→ SET TASK:
Count the lines in the data below that contain the string "annotation". Reply with the number only.

→ INPUT ROWS:
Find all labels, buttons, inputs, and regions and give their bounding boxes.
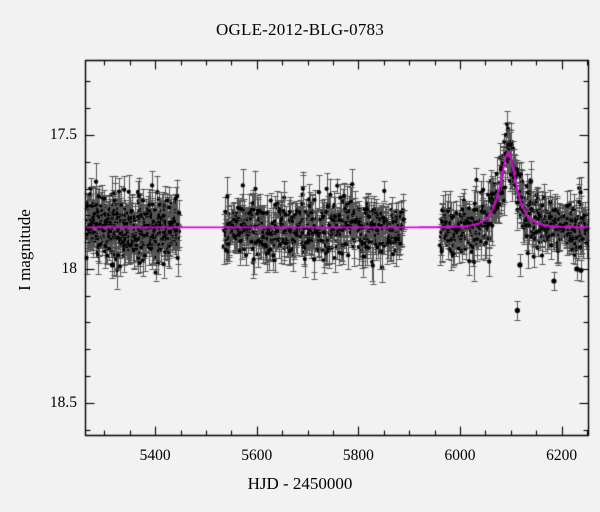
y-axis-label: I magnitude (15, 209, 34, 291)
x-tick-label: 6000 (444, 447, 476, 464)
x-tick-label: 5400 (139, 447, 171, 464)
x-tick-label: 6200 (546, 447, 578, 464)
y-tick-label: 18.5 (49, 393, 77, 411)
x-tick-label: 5600 (241, 447, 273, 464)
x-axis-label: HJD - 2450000 (247, 474, 353, 493)
x-tick-label: 5800 (342, 447, 374, 464)
y-tick-label: 18 (61, 259, 78, 277)
y-tick-label: 17.5 (49, 126, 77, 143)
page-title: OGLE-2012-BLG-0783 (216, 20, 384, 39)
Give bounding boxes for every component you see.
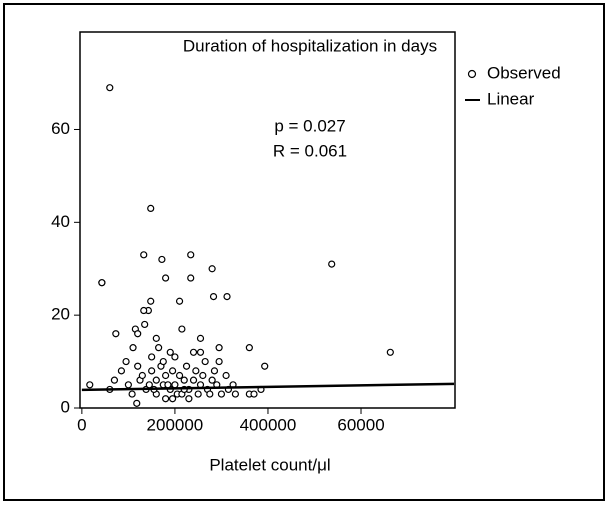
- point: [134, 362, 142, 370]
- point: [141, 320, 149, 329]
- point: [208, 265, 216, 273]
- annotation: p = 0.027: [274, 116, 345, 135]
- point: [129, 344, 137, 352]
- point: [175, 297, 184, 305]
- point: [122, 357, 130, 366]
- y-tick-label: 40: [51, 212, 70, 231]
- point: [180, 376, 188, 384]
- point: [178, 325, 186, 333]
- point: [152, 376, 160, 384]
- chart-title: Duration of hospitalization in days: [183, 36, 437, 55]
- legend-label: Linear: [487, 89, 535, 108]
- point: [162, 371, 170, 380]
- frame: [3, 3, 605, 501]
- point: [187, 274, 195, 282]
- x-tick-label: 60000: [337, 415, 384, 434]
- point: [206, 390, 214, 398]
- point: [168, 367, 177, 375]
- point: [196, 334, 205, 342]
- point: [194, 390, 202, 398]
- y-tick-label: 60: [51, 119, 70, 138]
- point: [245, 344, 253, 352]
- point: [159, 357, 167, 366]
- point: [328, 260, 336, 268]
- point: [201, 357, 209, 366]
- point: [86, 381, 94, 389]
- point: [147, 204, 155, 212]
- point: [215, 344, 223, 352]
- point: [155, 344, 163, 352]
- point: [140, 306, 148, 315]
- point: [134, 330, 142, 338]
- point: [148, 353, 156, 361]
- point: [152, 334, 160, 342]
- x-tick-label: 0: [77, 415, 86, 434]
- legend-marker: [467, 69, 477, 79]
- point: [128, 390, 136, 398]
- point: [145, 381, 153, 389]
- y-tick-label: 20: [51, 305, 70, 324]
- point: [106, 84, 114, 92]
- x-tick-label: 400000: [240, 415, 297, 434]
- point: [185, 395, 193, 403]
- legend-label: Observed: [487, 63, 561, 82]
- point: [223, 292, 231, 301]
- point: [199, 371, 207, 380]
- point: [187, 251, 195, 259]
- point: [208, 376, 216, 384]
- point: [147, 297, 155, 305]
- point: [175, 371, 184, 380]
- point: [210, 367, 219, 375]
- point: [231, 390, 239, 398]
- point: [164, 381, 172, 389]
- point: [209, 292, 218, 301]
- point: [217, 390, 226, 398]
- x-axis-label: Platelet count/μl: [209, 455, 330, 474]
- point: [189, 376, 198, 384]
- point: [124, 381, 132, 389]
- point: [117, 367, 126, 375]
- point: [250, 390, 258, 398]
- point: [215, 357, 223, 366]
- point: [112, 330, 120, 338]
- point: [158, 255, 166, 264]
- point: [182, 362, 191, 370]
- point: [171, 353, 179, 361]
- plot-area: [79, 31, 456, 409]
- point: [133, 399, 141, 407]
- point: [171, 381, 179, 389]
- point: [162, 395, 170, 403]
- point: [189, 348, 198, 356]
- point: [166, 348, 174, 356]
- point: [261, 362, 269, 370]
- point: [196, 348, 205, 356]
- point: [192, 367, 200, 375]
- point: [168, 395, 177, 403]
- point: [162, 274, 170, 282]
- point: [148, 367, 156, 375]
- point: [98, 279, 106, 287]
- point: [110, 376, 119, 384]
- point: [386, 348, 394, 356]
- point: [140, 251, 148, 259]
- annotation: R = 0.061: [273, 141, 347, 160]
- point: [222, 371, 230, 380]
- point: [138, 371, 146, 380]
- x-tick-label: 200000: [147, 415, 204, 434]
- y-tick-label: 0: [61, 397, 70, 416]
- fit-line: [81, 382, 455, 392]
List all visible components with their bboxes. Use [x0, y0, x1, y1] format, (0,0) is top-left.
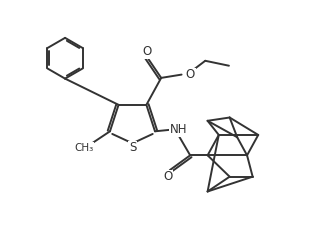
- Text: O: O: [143, 45, 152, 59]
- Text: NH: NH: [170, 123, 187, 136]
- Text: S: S: [129, 141, 136, 154]
- Text: O: O: [186, 68, 195, 81]
- Text: O: O: [164, 170, 173, 183]
- Text: CH₃: CH₃: [74, 143, 93, 153]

→ ANSWER TO THIS EXERCISE:
2